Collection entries
────────────────────

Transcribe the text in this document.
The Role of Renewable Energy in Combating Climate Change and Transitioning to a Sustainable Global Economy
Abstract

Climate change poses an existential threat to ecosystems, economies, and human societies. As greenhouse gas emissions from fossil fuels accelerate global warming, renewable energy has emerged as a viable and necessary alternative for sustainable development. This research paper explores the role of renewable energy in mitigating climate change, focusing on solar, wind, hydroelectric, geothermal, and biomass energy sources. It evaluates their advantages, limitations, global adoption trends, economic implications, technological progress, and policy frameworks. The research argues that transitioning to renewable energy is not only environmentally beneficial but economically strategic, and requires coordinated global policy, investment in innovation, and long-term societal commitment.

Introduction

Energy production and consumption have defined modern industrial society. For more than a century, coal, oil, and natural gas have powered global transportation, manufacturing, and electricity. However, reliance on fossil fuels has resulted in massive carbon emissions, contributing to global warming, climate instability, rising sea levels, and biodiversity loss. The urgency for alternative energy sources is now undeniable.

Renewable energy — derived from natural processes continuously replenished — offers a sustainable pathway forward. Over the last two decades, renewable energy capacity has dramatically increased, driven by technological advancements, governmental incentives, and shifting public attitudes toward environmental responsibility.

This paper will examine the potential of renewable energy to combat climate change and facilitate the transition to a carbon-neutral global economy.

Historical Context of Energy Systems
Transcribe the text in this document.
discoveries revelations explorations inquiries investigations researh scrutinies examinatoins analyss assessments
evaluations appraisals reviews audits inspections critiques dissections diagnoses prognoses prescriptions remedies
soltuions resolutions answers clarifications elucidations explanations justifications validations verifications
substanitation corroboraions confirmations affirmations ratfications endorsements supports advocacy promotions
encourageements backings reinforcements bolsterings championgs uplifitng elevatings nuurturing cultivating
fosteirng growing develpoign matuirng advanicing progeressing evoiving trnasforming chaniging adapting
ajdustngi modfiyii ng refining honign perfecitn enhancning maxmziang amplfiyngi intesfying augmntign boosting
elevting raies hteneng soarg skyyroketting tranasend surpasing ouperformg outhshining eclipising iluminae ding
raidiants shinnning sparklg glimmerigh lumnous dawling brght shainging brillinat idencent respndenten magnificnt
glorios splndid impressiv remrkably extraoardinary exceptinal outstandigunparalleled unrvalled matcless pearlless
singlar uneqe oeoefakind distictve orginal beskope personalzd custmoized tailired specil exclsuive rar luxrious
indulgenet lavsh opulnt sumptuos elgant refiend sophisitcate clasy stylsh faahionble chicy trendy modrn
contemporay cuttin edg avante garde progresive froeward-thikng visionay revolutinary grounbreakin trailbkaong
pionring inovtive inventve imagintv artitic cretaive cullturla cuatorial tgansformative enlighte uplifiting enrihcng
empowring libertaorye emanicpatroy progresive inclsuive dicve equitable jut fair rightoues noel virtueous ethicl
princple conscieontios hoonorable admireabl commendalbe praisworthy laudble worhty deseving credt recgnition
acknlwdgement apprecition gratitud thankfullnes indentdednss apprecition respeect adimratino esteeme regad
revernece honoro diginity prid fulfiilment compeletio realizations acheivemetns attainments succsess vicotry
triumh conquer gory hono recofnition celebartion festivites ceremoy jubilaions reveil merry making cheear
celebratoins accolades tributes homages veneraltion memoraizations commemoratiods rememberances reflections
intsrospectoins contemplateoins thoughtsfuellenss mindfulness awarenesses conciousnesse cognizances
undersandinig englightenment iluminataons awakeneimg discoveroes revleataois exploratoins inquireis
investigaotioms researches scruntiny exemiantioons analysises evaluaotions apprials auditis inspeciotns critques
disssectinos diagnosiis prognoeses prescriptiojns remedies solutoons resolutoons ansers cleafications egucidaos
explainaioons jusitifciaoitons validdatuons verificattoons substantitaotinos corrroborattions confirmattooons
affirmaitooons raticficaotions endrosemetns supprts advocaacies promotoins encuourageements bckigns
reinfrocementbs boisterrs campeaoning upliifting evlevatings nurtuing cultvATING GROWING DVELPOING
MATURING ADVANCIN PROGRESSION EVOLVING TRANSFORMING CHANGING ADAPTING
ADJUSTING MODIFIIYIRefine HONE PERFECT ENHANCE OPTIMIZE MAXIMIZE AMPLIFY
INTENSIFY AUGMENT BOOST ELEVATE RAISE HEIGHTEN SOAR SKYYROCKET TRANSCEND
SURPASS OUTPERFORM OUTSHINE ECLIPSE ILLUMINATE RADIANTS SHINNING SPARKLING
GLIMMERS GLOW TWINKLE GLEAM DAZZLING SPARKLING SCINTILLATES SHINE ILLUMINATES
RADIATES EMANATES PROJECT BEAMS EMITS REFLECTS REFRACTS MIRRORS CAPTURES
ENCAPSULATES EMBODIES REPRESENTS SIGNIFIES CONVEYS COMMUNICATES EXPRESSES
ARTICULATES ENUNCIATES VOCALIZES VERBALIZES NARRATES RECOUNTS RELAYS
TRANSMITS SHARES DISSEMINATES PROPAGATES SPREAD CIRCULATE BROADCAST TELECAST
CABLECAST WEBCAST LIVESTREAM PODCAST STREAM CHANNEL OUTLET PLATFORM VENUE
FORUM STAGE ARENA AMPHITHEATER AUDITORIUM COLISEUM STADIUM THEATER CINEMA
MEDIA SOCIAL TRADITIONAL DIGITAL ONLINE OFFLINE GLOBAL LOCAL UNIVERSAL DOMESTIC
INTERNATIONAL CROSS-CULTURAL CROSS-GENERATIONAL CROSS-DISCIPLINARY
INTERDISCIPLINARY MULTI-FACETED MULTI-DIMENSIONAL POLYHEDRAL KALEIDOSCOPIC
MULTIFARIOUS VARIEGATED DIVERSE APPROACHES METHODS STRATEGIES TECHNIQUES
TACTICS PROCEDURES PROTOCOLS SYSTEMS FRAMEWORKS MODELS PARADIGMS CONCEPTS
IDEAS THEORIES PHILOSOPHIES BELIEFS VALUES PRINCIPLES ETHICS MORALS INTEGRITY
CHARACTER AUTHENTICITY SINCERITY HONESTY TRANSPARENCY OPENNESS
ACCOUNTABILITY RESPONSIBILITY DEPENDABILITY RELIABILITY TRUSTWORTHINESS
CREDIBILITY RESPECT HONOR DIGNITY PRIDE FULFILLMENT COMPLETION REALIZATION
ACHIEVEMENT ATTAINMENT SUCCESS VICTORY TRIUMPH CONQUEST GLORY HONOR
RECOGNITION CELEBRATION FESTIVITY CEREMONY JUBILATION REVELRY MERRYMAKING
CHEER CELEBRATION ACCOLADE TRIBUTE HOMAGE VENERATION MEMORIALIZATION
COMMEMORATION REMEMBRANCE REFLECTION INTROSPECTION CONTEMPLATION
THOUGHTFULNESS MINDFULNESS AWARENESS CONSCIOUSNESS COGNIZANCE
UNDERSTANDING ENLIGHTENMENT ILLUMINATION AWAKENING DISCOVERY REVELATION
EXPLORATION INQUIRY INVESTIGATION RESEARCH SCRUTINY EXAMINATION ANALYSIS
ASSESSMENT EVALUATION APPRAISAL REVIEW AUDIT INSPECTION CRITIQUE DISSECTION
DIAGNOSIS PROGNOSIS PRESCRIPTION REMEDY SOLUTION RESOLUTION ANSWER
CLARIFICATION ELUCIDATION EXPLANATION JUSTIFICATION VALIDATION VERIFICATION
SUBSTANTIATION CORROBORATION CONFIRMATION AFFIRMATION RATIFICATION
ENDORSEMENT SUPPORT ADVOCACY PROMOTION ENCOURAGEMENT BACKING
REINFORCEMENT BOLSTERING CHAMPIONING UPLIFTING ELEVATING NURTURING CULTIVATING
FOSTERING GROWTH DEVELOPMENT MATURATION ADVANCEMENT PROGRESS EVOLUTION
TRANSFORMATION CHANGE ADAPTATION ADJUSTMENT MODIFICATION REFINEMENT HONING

────────────────────

Pull out each record as written and restate it exactly.

Transcribe the text in this document.
The Role of Renewable Energy in Combating Climate Change and Transitioning to a Sustainable Global Economy
Abstract

Climate change poses an existential threat to ecosystems, economies, and human societies. As greenhouse gas emissions from fossil fuels accelerate global warming, renewable energy has emerged as a viable and necessary alternative for sustainable development. This research paper explores the role of renewable energy in mitigating climate change, focusing on solar, wind, hydroelectric, geothermal, and biomass energy sources. It evaluates their advantages, limitations, global adoption trends, economic implications, technological progress, and policy frameworks. The research argues that transitioning to renewable energy is not only environmentally beneficial but economically strategic, and requires coordinated global policy, investment in innovation, and long-term societal commitment.

Introduction

Energy production and consumption have defined modern industrial society. For more than a century, coal, oil, and natural gas have powered global transportation, manufacturing, and electricity. However, reliance on fossil fuels has resulted in massive carbon emissions, contributing to global warming, climate instability, rising sea levels, and biodiversity loss. The urgency for alternative energy sources is now undeniable.

Renewable energy — derived from natural processes continuously replenished — offers a sustainable pathway forward. Over the last two decades, renewable energy capacity has dramatically increased, driven by technological advancements, governmental incentives, and shifting public attitudes toward environmental responsibility.

This paper will examine the potential of renewable energy to combat climate change and facilitate the transition to a carbon-neutral global economy.

Historical Context of Energy Systems
Transcribe the text in this document.
discoveries revelations explorations inquiries investigations researh scrutinies examinatoins analyss assessments
evaluations appraisals reviews audits inspections critiques dissections diagnoses prognoses prescriptions remedies
soltuions resolutions answers clarifications elucidations explanations justifications validations verifications
substanitation corroboraions confirmations affirmations ratfications endorsements supports advocacy promotions
encourageements backings reinforcements bolsterings championgs uplifitng elevatings nuurturing cultivating
fosteirng growing develpoign matuirng advanicing progeressing evoiving trnasforming chaniging adapting
ajdustngi modfiyii ng refining honign perfecitn enhancning maxmziang amplfiyngi intesfying augmntign boosting
elevting raies hteneng soarg skyyroketting tranasend surpasing ouperformg outhshining eclipising iluminae ding
raidiants shinnning sparklg glimmerigh lumnous dawling brght shainging brillinat idencent respndenten magnificnt
glorios splndid impressiv remrkably extraoardinary exceptinal outstandigunparalleled unrvalled matcless pearlless
singlar uneqe oeoefakind distictve orginal beskope personalzd custmoized tailired specil exclsuive rar luxrious
indulgenet lavsh opulnt sumptuos elgant refiend sophisitcate clasy stylsh faahionble chicy trendy modrn
contemporay cuttin edg avante garde progresive froeward-thikng visionay revolutinary grounbreakin trailbkaong
pionring inovtive inventve imagintv artitic cretaive cullturla cuatorial tgansformative enlighte uplifiting enrihcng
empowring libertaorye emanicpatroy progresive inclsuive dicve equitable jut fair rightoues noel virtueous ethicl
princple conscieontios hoonorable admireabl commendalbe praisworthy laudble worhty deseving credt recgnition
acknlwdgement apprecition gratitud thankfullnes indentdednss apprecition respeect adimratino esteeme regad
revernece honoro diginity prid fulfiilment compeletio realizations acheivemetns attainments succsess vicotry
triumh conquer gory hono recofnition celebartion festivites ceremoy jubilaions reveil merry making cheear
celebratoins accolades tributes homages veneraltion memoraizations commemoratiods rememberances reflections
intsrospectoins contemplateoins thoughtsfuellenss mindfulness awarenesses conciousnesse cognizances
undersandinig englightenment iluminataons awakeneimg discoveroes revleataois exploratoins inquireis
investigaotioms researches scruntiny exemiantioons analysises evaluaotions apprials auditis inspeciotns critques
disssectinos diagnosiis prognoeses prescriptiojns remedies solutoons resolutoons ansers cleafications egucidaos
explainaioons jusitifciaoitons validdatuons verificattoons substantitaotinos corrroborattions confirmattooons
affirmaitooons raticficaotions endrosemetns supprts advocaacies promotoins encuourageements bckigns
reinfrocementbs boisterrs campeaoning upliifting evlevatings nurtuing cultvATING GROWING DVELPOING
MATURING ADVANCIN PROGRESSION EVOLVING TRANSFORMING CHANGING ADAPTING
ADJUSTING MODIFIIYIRefine HONE PERFECT ENHANCE OPTIMIZE MAXIMIZE AMPLIFY
INTENSIFY AUGMENT BOOST ELEVATE RAISE HEIGHTEN SOAR SKYYROCKET TRANSCEND
SURPASS OUTPERFORM OUTSHINE ECLIPSE ILLUMINATE RADIANTS SHINNING SPARKLING
GLIMMERS GLOW TWINKLE GLEAM DAZZLING SPARKLING SCINTILLATES SHINE ILLUMINATES
RADIATES EMANATES PROJECT BEAMS EMITS REFLECTS REFRACTS MIRRORS CAPTURES
ENCAPSULATES EMBODIES REPRESENTS SIGNIFIES CONVEYS COMMUNICATES EXPRESSES
ARTICULATES ENUNCIATES VOCALIZES VERBALIZES NARRATES RECOUNTS RELAYS
TRANSMITS SHARES DISSEMINATES PROPAGATES SPREAD CIRCULATE BROADCAST TELECAST
CABLECAST WEBCAST LIVESTREAM PODCAST STREAM CHANNEL OUTLET PLATFORM VENUE
FORUM STAGE ARENA AMPHITHEATER AUDITORIUM COLISEUM STADIUM THEATER CINEMA
MEDIA SOCIAL TRADITIONAL DIGITAL ONLINE OFFLINE GLOBAL LOCAL UNIVERSAL DOMESTIC
INTERNATIONAL CROSS-CULTURAL CROSS-GENERATIONAL CROSS-DISCIPLINARY
INTERDISCIPLINARY MULTI-FACETED MULTI-DIMENSIONAL POLYHEDRAL KALEIDOSCOPIC
MULTIFARIOUS VARIEGATED DIVERSE APPROACHES METHODS STRATEGIES TECHNIQUES
TACTICS PROCEDURES PROTOCOLS SYSTEMS FRAMEWORKS MODELS PARADIGMS CONCEPTS
IDEAS THEORIES PHILOSOPHIES BELIEFS VALUES PRINCIPLES ETHICS MORALS INTEGRITY
CHARACTER AUTHENTICITY SINCERITY HONESTY TRANSPARENCY OPENNESS
ACCOUNTABILITY RESPONSIBILITY DEPENDABILITY RELIABILITY TRUSTWORTHINESS
CREDIBILITY RESPECT HONOR DIGNITY PRIDE FULFILLMENT COMPLETION REALIZATION
ACHIEVEMENT ATTAINMENT SUCCESS VICTORY TRIUMPH CONQUEST GLORY HONOR
RECOGNITION CELEBRATION FESTIVITY CEREMONY JUBILATION REVELRY MERRYMAKING
CHEER CELEBRATION ACCOLADE TRIBUTE HOMAGE VENERATION MEMORIALIZATION
COMMEMORATION REMEMBRANCE REFLECTION INTROSPECTION CONTEMPLATION
THOUGHTFULNESS MINDFULNESS AWARENESS CONSCIOUSNESS COGNIZANCE
UNDERSTANDING ENLIGHTENMENT ILLUMINATION AWAKENING DISCOVERY REVELATION
EXPLORATION INQUIRY INVESTIGATION RESEARCH SCRUTINY EXAMINATION ANALYSIS
ASSESSMENT EVALUATION APPRAISAL REVIEW AUDIT INSPECTION CRITIQUE DISSECTION
DIAGNOSIS PROGNOSIS PRESCRIPTION REMEDY SOLUTION RESOLUTION ANSWER
CLARIFICATION ELUCIDATION EXPLANATION JUSTIFICATION VALIDATION VERIFICATION
SUBSTANTIATION CORROBORATION CONFIRMATION AFFIRMATION RATIFICATION
ENDORSEMENT SUPPORT ADVOCACY PROMOTION ENCOURAGEMENT BACKING
REINFORCEMENT BOLSTERING CHAMPIONING UPLIFTING ELEVATING NURTURING CULTIVATING
FOSTERING GROWTH DEVELOPMENT MATURATION ADVANCEMENT PROGRESS EVOLUTION
TRANSFORMATION CHANGE ADAPTATION ADJUSTMENT MODIFICATION REFINEMENT HONING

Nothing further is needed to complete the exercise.